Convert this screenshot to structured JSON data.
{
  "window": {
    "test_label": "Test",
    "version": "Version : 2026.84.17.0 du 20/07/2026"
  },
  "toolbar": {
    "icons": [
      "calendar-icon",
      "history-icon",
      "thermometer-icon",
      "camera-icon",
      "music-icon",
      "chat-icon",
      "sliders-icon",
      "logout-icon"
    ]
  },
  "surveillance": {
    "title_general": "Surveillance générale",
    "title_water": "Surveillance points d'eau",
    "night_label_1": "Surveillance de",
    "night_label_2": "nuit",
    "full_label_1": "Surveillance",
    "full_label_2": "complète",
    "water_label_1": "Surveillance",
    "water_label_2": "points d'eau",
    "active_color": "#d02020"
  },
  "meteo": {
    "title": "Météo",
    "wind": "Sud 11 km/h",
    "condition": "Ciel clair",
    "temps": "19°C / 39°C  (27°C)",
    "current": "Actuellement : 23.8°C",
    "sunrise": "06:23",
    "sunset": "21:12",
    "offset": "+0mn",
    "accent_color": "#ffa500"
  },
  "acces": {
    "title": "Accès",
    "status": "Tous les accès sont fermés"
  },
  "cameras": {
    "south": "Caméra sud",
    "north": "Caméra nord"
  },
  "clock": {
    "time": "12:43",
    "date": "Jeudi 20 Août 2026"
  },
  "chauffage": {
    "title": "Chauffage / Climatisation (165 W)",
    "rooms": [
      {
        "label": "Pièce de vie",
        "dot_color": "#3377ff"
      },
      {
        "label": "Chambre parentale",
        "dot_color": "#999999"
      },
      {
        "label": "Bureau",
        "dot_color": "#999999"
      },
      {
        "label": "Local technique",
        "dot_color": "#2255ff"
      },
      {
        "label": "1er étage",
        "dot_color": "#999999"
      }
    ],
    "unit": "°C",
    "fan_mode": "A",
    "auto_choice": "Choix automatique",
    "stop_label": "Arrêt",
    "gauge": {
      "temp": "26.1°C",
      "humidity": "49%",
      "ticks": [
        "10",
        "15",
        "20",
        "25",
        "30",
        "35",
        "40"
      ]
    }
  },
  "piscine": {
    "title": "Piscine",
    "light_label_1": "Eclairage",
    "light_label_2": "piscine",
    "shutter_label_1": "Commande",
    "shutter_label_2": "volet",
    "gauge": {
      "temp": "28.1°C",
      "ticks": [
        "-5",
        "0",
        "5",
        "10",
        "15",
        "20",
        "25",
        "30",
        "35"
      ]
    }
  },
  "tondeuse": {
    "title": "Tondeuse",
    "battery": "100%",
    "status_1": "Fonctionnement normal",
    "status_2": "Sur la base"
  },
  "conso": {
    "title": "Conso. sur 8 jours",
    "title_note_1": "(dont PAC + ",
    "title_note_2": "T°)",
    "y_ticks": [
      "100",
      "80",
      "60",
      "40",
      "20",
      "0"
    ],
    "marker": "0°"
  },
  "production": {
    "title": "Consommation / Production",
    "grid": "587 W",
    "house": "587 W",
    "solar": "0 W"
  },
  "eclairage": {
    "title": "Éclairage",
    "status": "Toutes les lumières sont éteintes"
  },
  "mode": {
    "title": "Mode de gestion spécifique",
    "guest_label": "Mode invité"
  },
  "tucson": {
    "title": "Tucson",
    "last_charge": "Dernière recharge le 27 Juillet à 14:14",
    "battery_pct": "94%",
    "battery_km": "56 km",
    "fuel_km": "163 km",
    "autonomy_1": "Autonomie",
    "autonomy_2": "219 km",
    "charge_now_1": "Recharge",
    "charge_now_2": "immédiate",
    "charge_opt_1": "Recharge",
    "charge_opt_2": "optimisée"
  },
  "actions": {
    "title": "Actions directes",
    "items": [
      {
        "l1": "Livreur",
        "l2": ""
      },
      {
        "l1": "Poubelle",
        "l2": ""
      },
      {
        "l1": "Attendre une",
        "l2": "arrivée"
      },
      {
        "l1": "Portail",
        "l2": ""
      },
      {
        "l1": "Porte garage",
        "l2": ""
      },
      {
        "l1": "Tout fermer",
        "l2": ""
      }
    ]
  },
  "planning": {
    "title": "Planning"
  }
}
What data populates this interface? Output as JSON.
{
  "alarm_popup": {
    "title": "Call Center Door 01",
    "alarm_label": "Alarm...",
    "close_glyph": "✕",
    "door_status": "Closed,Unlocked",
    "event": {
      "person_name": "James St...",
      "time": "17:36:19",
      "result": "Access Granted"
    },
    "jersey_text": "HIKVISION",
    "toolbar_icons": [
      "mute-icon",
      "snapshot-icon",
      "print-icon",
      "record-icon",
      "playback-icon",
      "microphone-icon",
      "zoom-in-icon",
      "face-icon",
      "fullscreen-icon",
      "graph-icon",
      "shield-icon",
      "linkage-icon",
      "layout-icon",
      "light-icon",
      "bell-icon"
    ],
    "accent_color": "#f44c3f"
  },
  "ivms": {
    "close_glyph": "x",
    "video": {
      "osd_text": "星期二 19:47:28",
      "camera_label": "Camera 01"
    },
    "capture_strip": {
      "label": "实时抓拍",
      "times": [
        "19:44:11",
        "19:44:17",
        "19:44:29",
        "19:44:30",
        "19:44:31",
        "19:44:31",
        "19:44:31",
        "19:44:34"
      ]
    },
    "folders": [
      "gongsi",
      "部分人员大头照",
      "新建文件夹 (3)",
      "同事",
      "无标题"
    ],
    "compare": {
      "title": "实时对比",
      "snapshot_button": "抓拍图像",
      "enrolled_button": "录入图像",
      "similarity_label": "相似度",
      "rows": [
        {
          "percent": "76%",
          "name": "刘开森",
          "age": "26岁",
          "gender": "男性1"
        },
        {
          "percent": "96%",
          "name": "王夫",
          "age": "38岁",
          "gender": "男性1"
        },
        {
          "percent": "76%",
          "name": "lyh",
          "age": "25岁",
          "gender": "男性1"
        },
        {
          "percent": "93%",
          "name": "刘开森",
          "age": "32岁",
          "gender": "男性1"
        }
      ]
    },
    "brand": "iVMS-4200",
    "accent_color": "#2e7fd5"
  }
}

______________________________

Copy all of the data. Keep every word exactly as it is.

▸ Finished task
Convert this screenshot to structured JSON data.
{
  "window": {
    "test_label": "Test",
    "version": "Version : 2026.84.17.0 du 20/07/2026"
  },
  "toolbar": {
    "icons": [
      "calendar-icon",
      "history-icon",
      "thermometer-icon",
      "camera-icon",
      "music-icon",
      "chat-icon",
      "sliders-icon",
      "logout-icon"
    ]
  },
  "surveillance": {
    "title_general": "Surveillance générale",
    "title_water": "Surveillance points d'eau",
    "night_label_1": "Surveillance de",
    "night_label_2": "nuit",
    "full_label_1": "Surveillance",
    "full_label_2": "complète",
    "water_label_1": "Surveillance",
    "water_label_2": "points d'eau",
    "active_color": "#d02020"
  },
  "meteo": {
    "title": "Météo",
    "wind": "Sud 11 km/h",
    "condition": "Ciel clair",
    "temps": "19°C / 39°C  (27°C)",
    "current": "Actuellement : 23.8°C",
    "sunrise": "06:23",
    "sunset": "21:12",
    "offset": "+0mn",
    "accent_color": "#ffa500"
  },
  "acces": {
    "title": "Accès",
    "status": "Tous les accès sont fermés"
  },
  "cameras": {
    "south": "Caméra sud",
    "north": "Caméra nord"
  },
  "clock": {
    "time": "12:43",
    "date": "Jeudi 20 Août 2026"
  },
  "chauffage": {
    "title": "Chauffage / Climatisation (165 W)",
    "rooms": [
      {
        "label": "Pièce de vie",
        "dot_color": "#3377ff"
      },
      {
        "label": "Chambre parentale",
        "dot_color": "#999999"
      },
      {
        "label": "Bureau",
        "dot_color": "#999999"
      },
      {
        "label": "Local technique",
        "dot_color": "#2255ff"
      },
      {
        "label": "1er étage",
        "dot_color": "#999999"
      }
    ],
    "unit": "°C",
    "fan_mode": "A",
    "auto_choice": "Choix automatique",
    "stop_label": "Arrêt",
    "gauge": {
      "temp": "26.1°C",
      "humidity": "49%",
      "ticks": [
        "10",
        "15",
        "20",
        "25",
        "30",
        "35",
        "40"
      ]
    }
  },
  "piscine": {
    "title": "Piscine",
    "light_label_1": "Eclairage",
    "light_label_2": "piscine",
    "shutter_label_1": "Commande",
    "shutter_label_2": "volet",
    "gauge": {
      "temp": "28.1°C",
      "ticks": [
        "-5",
        "0",
        "5",
        "10",
        "15",
        "20",
        "25",
        "30",
        "35"
      ]
    }
  },
  "tondeuse": {
    "title": "Tondeuse",
    "battery": "100%",
    "status_1": "Fonctionnement normal",
    "status_2": "Sur la base"
  },
  "conso": {
    "title": "Conso. sur 8 jours",
    "title_note_1": "(dont PAC + ",
    "title_note_2": "T°)",
    "y_ticks": [
      "100",
      "80",
      "60",
      "40",
      "20",
      "0"
    ],
    "marker": "0°"
  },
  "production": {
    "title": "Consommation / Production",
    "grid": "587 W",
    "house": "587 W",
    "solar": "0 W"
  },
  "eclairage": {
    "title": "Éclairage",
    "status": "Toutes les lumières sont éteintes"
  },
  "mode": {
    "title": "Mode de gestion spécifique",
    "guest_label": "Mode invité"
  },
  "tucson": {
    "title": "Tucson",
    "last_charge": "Dernière recharge le 27 Juillet à 14:14",
    "battery_pct": "94%",
    "battery_km": "56 km",
    "fuel_km": "163 km",
    "autonomy_1": "Autonomie",
    "autonomy_2": "219 km",
    "charge_now_1": "Recharge",
    "charge_now_2": "immédiate",
    "charge_opt_1": "Recharge",
    "charge_opt_2": "optimisée"
  },
  "actions": {
    "title": "Actions directes",
    "items": [
      {
        "l1": "Livreur",
        "l2": ""
      },
      {
        "l1": "Poubelle",
        "l2": ""
      },
      {
        "l1": "Attendre une",
        "l2": "arrivée"
      },
      {
        "l1": "Portail",
        "l2": ""
      },
      {
        "l1": "Porte garage",
        "l2": ""
      },
      {
        "l1": "Tout fermer",
        "l2": ""
      }
    ]
  },
  "planning": {
    "title": "Planning"
  }
}
What data populates this interface? Output as JSON.
{
  "alarm_popup": {
    "title": "Call Center Door 01",
    "alarm_label": "Alarm...",
    "close_glyph": "✕",
    "door_status": "Closed,Unlocked",
    "event": {
      "person_name": "James St...",
      "time": "17:36:19",
      "result": "Access Granted"
    },
    "jersey_text": "HIKVISION",
    "toolbar_icons": [
      "mute-icon",
      "snapshot-icon",
      "print-icon",
      "record-icon",
      "playback-icon",
      "microphone-icon",
      "zoom-in-icon",
      "face-icon",
      "fullscreen-icon",
      "graph-icon",
      "shield-icon",
      "linkage-icon",
      "layout-icon",
      "light-icon",
      "bell-icon"
    ],
    "accent_color": "#f44c3f"
  },
  "ivms": {
    "close_glyph": "x",
    "video": {
      "osd_text": "星期二 19:47:28",
      "camera_label": "Camera 01"
    },
    "capture_strip": {
      "label": "实时抓拍",
      "times": [
        "19:44:11",
        "19:44:17",
        "19:44:29",
        "19:44:30",
        "19:44:31",
        "19:44:31",
        "19:44:31",
        "19:44:34"
      ]
    },
    "folders": [
      "gongsi",
      "部分人员大头照",
      "新建文件夹 (3)",
      "同事",
      "无标题"
    ],
    "compare": {
      "title": "实时对比",
      "snapshot_button": "抓拍图像",
      "enrolled_button": "录入图像",
      "similarity_label": "相似度",
      "rows": [
        {
          "percent": "76%",
          "name": "刘开森",
          "age": "26岁",
          "gender": "男性1"
        },
        {
          "percent": "96%",
          "name": "王夫",
          "age": "38岁",
          "gender": "男性1"
        },
        {
          "percent": "76%",
          "name": "lyh",
          "age": "25岁",
          "gender": "男性1"
        },
        {
          "percent": "93%",
          "name": "刘开森",
          "age": "32岁",
          "gender": "男性1"
        }
      ]
    },
    "brand": "iVMS-4200",
    "accent_color": "#2e7fd5"
  }
}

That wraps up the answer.